→ Given problem:
Copy out all lines that hold "residential".
═══ Data entries ═══
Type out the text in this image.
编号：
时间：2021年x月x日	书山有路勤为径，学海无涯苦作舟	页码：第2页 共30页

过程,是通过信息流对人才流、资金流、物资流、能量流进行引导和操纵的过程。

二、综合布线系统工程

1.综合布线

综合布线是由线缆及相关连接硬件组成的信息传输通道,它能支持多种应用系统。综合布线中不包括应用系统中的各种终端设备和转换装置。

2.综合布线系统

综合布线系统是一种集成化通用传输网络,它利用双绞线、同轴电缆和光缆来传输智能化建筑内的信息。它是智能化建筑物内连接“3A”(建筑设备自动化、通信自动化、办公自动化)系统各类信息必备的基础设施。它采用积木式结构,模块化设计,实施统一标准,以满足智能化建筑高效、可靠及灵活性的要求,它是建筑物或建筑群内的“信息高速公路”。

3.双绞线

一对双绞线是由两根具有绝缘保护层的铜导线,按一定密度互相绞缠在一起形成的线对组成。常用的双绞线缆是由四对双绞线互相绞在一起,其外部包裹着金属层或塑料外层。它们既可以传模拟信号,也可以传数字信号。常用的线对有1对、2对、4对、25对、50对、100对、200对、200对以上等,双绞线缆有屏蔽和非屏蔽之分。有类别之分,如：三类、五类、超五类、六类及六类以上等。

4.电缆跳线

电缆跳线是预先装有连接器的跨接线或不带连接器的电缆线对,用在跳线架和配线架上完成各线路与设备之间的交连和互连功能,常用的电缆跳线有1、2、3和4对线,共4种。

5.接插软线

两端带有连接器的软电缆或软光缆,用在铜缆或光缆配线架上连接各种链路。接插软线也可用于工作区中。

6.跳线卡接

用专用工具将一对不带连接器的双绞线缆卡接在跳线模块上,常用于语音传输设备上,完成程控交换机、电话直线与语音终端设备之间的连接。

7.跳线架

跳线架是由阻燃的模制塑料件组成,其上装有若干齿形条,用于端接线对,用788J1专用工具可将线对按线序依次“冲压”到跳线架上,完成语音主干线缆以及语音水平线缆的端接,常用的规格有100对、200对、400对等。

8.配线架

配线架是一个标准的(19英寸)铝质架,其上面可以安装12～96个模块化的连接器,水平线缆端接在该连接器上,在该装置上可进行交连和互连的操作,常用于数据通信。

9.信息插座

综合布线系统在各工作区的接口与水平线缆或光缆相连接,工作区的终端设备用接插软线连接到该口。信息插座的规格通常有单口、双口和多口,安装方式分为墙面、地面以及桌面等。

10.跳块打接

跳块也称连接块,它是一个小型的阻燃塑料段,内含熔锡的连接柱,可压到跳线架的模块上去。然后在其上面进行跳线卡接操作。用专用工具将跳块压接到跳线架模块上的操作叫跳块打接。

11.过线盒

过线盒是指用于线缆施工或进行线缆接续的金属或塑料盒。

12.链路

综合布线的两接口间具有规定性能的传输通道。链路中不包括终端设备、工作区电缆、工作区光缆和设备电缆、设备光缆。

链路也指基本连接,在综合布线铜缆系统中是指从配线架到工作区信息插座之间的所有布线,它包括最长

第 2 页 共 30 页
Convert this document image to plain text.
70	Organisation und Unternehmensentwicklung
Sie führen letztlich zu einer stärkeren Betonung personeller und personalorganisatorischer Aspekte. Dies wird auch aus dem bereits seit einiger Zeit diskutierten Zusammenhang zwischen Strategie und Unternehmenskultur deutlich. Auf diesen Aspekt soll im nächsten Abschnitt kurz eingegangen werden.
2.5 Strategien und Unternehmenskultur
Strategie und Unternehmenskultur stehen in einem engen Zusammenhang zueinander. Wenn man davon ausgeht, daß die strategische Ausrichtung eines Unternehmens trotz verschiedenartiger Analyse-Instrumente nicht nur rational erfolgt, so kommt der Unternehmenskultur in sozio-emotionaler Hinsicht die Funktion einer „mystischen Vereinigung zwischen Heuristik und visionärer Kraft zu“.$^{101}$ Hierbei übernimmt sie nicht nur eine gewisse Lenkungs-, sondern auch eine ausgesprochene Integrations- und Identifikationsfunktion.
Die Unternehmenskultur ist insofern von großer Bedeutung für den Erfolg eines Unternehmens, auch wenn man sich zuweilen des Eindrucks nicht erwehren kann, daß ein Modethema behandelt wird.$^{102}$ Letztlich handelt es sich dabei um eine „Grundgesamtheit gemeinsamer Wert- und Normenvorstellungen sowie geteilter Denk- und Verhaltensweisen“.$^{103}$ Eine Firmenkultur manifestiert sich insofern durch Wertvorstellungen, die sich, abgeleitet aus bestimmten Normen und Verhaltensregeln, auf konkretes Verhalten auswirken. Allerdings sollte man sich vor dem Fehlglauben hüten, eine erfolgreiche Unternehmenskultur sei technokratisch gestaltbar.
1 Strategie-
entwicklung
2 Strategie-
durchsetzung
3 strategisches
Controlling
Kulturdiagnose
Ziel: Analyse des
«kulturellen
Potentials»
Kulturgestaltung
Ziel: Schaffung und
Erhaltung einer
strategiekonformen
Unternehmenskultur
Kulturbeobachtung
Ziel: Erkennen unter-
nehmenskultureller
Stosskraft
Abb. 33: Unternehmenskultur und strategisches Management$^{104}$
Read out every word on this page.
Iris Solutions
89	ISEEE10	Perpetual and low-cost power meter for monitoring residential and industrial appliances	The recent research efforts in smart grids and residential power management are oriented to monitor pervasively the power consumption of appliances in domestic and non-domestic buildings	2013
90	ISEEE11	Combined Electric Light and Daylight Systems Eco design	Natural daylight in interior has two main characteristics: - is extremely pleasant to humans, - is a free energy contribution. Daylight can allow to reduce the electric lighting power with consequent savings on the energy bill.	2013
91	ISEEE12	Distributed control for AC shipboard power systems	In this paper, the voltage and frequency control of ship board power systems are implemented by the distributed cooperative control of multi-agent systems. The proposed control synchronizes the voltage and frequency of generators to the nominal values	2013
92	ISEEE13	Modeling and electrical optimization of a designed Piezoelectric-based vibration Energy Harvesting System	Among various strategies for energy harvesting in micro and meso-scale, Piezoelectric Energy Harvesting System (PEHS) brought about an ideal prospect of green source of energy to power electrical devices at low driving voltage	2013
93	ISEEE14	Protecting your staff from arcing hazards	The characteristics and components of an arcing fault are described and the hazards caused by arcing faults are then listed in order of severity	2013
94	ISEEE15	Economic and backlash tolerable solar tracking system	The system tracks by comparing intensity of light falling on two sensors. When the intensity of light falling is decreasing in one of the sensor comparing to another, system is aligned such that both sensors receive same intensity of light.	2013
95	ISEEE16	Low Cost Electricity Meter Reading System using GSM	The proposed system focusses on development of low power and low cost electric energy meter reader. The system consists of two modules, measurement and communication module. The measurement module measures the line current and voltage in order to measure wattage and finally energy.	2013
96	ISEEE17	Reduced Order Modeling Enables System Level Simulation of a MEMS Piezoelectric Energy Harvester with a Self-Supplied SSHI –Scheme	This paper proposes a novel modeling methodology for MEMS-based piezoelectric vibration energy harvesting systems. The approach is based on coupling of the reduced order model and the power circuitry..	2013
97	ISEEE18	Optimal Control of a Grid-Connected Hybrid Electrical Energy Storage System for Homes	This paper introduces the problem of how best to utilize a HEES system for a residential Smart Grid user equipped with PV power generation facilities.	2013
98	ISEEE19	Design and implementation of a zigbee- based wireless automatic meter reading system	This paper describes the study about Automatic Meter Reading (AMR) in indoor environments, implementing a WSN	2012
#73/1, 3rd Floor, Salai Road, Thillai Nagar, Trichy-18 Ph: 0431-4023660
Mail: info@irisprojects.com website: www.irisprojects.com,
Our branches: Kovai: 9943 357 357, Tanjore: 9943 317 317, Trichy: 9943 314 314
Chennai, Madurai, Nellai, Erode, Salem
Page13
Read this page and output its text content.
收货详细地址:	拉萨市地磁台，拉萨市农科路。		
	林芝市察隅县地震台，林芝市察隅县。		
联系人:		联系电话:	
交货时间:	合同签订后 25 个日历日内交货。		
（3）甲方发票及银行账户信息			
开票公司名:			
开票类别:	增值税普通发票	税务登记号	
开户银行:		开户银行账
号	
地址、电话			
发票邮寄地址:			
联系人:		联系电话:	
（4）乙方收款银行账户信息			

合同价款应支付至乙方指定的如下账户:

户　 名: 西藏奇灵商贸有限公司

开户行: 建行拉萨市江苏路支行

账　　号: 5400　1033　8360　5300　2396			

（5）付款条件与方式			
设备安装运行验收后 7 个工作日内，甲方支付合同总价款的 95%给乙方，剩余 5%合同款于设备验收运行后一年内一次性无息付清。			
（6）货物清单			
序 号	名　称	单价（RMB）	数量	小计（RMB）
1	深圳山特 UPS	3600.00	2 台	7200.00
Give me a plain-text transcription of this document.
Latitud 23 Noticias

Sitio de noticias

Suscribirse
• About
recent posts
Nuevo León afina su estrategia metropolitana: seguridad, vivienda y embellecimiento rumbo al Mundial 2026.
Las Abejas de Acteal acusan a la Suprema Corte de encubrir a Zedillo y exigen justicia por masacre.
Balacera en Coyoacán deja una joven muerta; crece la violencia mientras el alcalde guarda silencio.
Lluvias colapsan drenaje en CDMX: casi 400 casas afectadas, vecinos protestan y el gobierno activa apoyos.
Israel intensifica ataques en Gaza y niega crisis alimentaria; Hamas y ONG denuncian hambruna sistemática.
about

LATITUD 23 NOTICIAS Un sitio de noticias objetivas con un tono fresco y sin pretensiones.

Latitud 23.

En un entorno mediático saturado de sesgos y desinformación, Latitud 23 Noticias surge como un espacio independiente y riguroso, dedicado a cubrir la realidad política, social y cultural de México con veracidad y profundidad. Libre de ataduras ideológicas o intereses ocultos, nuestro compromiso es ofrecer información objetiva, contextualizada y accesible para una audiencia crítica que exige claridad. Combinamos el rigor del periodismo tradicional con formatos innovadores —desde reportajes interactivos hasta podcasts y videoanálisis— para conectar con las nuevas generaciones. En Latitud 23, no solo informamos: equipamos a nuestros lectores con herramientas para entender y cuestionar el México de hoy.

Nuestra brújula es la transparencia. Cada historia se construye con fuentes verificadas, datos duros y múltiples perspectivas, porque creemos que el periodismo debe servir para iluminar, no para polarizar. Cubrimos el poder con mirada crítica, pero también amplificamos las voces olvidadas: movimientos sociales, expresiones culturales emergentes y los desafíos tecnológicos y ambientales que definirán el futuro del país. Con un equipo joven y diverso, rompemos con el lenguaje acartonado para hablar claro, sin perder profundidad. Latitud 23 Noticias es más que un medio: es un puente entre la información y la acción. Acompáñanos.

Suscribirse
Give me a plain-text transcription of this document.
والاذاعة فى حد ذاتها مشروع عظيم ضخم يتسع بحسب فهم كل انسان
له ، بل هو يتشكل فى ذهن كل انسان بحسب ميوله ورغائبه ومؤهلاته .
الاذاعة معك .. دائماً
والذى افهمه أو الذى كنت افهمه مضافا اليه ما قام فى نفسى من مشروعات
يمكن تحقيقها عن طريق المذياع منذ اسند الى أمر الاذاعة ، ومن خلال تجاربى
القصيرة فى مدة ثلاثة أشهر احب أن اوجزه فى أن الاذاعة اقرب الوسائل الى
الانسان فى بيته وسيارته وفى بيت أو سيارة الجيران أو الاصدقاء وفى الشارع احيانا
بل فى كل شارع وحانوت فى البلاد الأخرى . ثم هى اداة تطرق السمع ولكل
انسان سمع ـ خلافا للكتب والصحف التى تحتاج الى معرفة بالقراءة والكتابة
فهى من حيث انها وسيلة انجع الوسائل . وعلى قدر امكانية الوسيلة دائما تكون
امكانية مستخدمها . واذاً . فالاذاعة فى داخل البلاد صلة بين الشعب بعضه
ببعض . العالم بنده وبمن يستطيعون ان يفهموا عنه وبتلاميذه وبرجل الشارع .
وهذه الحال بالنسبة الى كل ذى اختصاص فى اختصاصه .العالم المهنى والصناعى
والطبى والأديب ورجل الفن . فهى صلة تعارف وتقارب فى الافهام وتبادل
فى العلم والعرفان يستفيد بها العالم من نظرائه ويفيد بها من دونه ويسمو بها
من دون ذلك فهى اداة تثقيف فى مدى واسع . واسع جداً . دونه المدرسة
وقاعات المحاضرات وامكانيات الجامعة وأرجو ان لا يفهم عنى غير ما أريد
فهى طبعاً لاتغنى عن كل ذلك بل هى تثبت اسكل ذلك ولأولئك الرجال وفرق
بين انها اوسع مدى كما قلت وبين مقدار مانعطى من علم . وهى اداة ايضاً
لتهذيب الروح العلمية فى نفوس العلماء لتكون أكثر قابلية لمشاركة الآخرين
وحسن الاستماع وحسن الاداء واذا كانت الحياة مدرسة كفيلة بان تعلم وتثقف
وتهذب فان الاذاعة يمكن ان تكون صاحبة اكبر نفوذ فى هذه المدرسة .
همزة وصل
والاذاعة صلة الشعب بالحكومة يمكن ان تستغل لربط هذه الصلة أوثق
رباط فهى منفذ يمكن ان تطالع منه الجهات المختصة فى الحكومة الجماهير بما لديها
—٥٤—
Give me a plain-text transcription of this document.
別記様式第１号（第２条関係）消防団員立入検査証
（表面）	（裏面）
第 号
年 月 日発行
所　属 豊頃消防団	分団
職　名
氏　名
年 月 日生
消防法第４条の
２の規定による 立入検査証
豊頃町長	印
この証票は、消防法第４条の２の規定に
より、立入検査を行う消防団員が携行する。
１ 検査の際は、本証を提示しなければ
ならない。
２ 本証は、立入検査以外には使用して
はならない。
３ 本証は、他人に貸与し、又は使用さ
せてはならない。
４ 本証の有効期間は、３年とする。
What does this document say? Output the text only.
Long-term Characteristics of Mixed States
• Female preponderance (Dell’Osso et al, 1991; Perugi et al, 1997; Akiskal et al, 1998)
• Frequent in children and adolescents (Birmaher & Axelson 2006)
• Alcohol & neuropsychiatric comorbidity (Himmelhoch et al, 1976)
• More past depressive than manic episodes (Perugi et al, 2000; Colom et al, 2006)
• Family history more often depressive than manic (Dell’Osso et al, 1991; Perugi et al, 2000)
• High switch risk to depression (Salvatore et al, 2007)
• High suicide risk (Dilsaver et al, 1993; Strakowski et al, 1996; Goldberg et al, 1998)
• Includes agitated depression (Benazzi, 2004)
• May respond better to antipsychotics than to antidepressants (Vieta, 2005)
═══
→ Result of the task:
89	ISEEE10	Perpetual and low-cost power meter for monitoring residential and industrial appliances	The recent research efforts in smart grids and residential power management are oriented to monitor pervasively the power consumption of appliances in domestic and non-domestic buildings	2013
97	ISEEE18	Optimal Control of a Grid-Connected Hybrid Electrical Energy Storage System for Homes	This paper introduces the problem of how best to utilize a HEES system for a residential Smart Grid user equipped with PV power generation facilities.	2013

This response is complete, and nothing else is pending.